What you are asked to do:
Repeat the material exactly, every line of it.

Supplied data:
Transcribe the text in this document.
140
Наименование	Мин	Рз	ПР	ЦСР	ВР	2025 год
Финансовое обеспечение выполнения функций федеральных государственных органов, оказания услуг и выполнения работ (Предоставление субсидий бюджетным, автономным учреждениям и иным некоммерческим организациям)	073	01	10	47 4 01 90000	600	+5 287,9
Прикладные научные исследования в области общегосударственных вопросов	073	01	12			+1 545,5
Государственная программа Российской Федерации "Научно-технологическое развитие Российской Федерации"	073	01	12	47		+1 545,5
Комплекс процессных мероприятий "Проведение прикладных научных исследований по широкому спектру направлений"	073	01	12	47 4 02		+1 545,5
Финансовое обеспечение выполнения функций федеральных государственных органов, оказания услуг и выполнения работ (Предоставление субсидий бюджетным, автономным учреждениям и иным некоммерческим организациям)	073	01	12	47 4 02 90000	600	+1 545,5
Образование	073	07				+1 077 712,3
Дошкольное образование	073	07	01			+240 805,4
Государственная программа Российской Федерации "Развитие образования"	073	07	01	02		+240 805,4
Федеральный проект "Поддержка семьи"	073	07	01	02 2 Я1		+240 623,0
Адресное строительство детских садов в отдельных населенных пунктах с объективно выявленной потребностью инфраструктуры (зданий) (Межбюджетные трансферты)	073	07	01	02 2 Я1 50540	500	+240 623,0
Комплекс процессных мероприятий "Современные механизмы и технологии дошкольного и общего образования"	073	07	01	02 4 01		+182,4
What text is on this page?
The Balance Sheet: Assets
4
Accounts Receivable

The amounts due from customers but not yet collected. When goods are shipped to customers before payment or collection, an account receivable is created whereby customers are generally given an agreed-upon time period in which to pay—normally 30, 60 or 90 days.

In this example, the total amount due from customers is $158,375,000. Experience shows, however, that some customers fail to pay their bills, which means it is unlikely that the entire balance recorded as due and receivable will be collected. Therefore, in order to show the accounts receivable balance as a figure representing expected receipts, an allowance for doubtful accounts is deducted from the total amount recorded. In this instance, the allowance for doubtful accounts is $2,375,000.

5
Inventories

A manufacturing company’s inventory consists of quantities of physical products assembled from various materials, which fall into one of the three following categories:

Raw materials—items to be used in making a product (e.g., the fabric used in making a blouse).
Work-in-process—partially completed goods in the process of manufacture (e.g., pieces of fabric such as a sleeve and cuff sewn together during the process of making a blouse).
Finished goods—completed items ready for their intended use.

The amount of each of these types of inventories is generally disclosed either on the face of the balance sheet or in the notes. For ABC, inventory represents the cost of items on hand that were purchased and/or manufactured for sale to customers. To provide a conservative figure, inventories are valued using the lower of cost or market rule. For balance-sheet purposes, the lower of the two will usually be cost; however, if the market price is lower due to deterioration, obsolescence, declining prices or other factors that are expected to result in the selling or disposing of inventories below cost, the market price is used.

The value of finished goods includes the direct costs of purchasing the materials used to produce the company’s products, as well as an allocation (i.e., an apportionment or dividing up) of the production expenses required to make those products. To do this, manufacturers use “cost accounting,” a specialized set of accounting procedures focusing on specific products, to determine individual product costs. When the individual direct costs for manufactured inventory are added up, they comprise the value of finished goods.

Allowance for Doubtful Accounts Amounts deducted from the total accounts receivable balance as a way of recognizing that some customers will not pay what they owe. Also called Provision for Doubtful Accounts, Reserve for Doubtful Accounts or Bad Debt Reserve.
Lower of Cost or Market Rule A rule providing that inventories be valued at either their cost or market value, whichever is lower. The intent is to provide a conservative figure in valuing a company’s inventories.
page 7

Response for this exercise:
Transcribe the text in this document.
140
Наименование	Мин	Рз	ПР	ЦСР	ВР	2025 год
Финансовое обеспечение выполнения функций федеральных государственных органов, оказания услуг и выполнения работ (Предоставление субсидий бюджетным, автономным учреждениям и иным некоммерческим организациям)	073	01	10	47 4 01 90000	600	+5 287,9
Прикладные научные исследования в области общегосударственных вопросов	073	01	12			+1 545,5
Государственная программа Российской Федерации "Научно-технологическое развитие Российской Федерации"	073	01	12	47		+1 545,5
Комплекс процессных мероприятий "Проведение прикладных научных исследований по широкому спектру направлений"	073	01	12	47 4 02		+1 545,5
Финансовое обеспечение выполнения функций федеральных государственных органов, оказания услуг и выполнения работ (Предоставление субсидий бюджетным, автономным учреждениям и иным некоммерческим организациям)	073	01	12	47 4 02 90000	600	+1 545,5
Образование	073	07				+1 077 712,3
Дошкольное образование	073	07	01			+240 805,4
Государственная программа Российской Федерации "Развитие образования"	073	07	01	02		+240 805,4
Федеральный проект "Поддержка семьи"	073	07	01	02 2 Я1		+240 623,0
Адресное строительство детских садов в отдельных населенных пунктах с объективно выявленной потребностью инфраструктуры (зданий) (Межбюджетные трансферты)	073	07	01	02 2 Я1 50540	500	+240 623,0
Комплекс процессных мероприятий "Современные механизмы и технологии дошкольного и общего образования"	073	07	01	02 4 01		+182,4
What text is on this page?
The Balance Sheet: Assets
4
Accounts Receivable

The amounts due from customers but not yet collected. When goods are shipped to customers before payment or collection, an account receivable is created whereby customers are generally given an agreed-upon time period in which to pay—normally 30, 60 or 90 days.

In this example, the total amount due from customers is $158,375,000. Experience shows, however, that some customers fail to pay their bills, which means it is unlikely that the entire balance recorded as due and receivable will be collected. Therefore, in order to show the accounts receivable balance as a figure representing expected receipts, an allowance for doubtful accounts is deducted from the total amount recorded. In this instance, the allowance for doubtful accounts is $2,375,000.

5
Inventories

A manufacturing company’s inventory consists of quantities of physical products assembled from various materials, which fall into one of the three following categories:

Raw materials—items to be used in making a product (e.g., the fabric used in making a blouse).
Work-in-process—partially completed goods in the process of manufacture (e.g., pieces of fabric such as a sleeve and cuff sewn together during the process of making a blouse).
Finished goods—completed items ready for their intended use.

The amount of each of these types of inventories is generally disclosed either on the face of the balance sheet or in the notes. For ABC, inventory represents the cost of items on hand that were purchased and/or manufactured for sale to customers. To provide a conservative figure, inventories are valued using the lower of cost or market rule. For balance-sheet purposes, the lower of the two will usually be cost; however, if the market price is lower due to deterioration, obsolescence, declining prices or other factors that are expected to result in the selling or disposing of inventories below cost, the market price is used.

The value of finished goods includes the direct costs of purchasing the materials used to produce the company’s products, as well as an allocation (i.e., an apportionment or dividing up) of the production expenses required to make those products. To do this, manufacturers use “cost accounting,” a specialized set of accounting procedures focusing on specific products, to determine individual product costs. When the individual direct costs for manufactured inventory are added up, they comprise the value of finished goods.

Allowance for Doubtful Accounts Amounts deducted from the total accounts receivable balance as a way of recognizing that some customers will not pay what they owe. Also called Provision for Doubtful Accounts, Reserve for Doubtful Accounts or Bad Debt Reserve.
Lower of Cost or Market Rule A rule providing that inventories be valued at either their cost or market value, whichever is lower. The intent is to provide a conservative figure in valuing a company’s inventories.
page 7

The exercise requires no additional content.